--- BEGIN ---

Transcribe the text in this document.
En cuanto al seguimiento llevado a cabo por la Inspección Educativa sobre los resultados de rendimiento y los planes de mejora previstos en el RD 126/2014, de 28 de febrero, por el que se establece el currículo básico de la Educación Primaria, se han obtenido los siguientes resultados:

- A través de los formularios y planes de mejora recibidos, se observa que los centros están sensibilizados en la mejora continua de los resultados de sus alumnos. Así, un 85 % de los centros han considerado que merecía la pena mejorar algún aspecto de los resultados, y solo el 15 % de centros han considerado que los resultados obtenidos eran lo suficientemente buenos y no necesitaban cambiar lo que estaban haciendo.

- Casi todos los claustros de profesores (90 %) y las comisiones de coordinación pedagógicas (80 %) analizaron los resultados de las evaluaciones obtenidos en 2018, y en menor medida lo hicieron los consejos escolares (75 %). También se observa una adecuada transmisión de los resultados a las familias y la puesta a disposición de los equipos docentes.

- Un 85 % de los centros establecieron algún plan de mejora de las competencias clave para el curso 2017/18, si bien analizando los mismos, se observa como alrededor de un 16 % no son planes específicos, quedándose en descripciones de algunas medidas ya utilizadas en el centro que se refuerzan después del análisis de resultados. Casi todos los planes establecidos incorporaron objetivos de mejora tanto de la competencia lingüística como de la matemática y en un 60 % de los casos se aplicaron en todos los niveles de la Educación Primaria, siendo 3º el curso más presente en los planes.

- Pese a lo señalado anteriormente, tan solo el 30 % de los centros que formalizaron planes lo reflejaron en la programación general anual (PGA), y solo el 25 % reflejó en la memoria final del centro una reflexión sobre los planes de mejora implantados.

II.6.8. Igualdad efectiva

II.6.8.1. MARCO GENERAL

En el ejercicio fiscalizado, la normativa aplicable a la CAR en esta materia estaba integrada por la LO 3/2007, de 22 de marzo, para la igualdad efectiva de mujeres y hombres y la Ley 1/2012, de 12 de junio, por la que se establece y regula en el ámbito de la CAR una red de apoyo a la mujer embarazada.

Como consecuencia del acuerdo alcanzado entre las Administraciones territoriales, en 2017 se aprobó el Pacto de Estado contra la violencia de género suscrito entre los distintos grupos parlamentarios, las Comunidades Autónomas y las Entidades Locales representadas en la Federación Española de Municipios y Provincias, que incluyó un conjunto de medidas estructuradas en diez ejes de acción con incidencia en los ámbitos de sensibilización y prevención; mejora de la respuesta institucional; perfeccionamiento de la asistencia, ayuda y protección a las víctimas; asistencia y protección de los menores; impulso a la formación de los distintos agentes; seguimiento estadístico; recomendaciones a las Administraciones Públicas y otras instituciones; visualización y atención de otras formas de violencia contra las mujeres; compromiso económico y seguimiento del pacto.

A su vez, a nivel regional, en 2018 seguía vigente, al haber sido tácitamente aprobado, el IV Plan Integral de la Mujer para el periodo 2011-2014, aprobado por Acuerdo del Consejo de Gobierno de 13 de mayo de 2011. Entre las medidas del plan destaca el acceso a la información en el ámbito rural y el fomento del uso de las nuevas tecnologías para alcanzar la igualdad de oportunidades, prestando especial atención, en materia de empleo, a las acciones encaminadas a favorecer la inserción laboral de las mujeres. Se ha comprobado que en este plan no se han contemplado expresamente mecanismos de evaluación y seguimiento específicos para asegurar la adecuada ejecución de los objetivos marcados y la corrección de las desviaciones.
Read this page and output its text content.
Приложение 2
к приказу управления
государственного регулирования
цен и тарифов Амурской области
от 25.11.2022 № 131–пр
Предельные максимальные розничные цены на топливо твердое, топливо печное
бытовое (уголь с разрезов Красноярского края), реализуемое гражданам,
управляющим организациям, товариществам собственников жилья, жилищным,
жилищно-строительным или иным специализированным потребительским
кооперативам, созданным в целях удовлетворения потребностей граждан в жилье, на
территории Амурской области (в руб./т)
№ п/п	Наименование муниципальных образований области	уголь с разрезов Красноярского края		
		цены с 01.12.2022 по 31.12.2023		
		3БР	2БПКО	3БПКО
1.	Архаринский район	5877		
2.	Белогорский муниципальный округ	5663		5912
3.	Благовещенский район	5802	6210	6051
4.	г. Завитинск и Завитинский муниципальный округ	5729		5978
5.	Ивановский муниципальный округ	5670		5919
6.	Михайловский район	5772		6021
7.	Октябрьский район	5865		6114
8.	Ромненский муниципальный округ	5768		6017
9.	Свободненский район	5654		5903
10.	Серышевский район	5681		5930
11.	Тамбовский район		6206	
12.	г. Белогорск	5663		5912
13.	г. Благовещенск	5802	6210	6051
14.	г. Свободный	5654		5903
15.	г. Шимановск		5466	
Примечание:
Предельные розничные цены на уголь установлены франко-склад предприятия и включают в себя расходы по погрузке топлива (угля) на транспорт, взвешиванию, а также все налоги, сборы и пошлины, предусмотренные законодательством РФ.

--- END ---

THE EXERCISE >> Keep only those lines of the records that hold "разрезов", and return them.

ANSWER BELOW >>
бытовое (уголь с разрезов Красноярского края), реализуемое гражданам,
№ п/п	Наименование муниципальных образований области	уголь с разрезов Красноярского края		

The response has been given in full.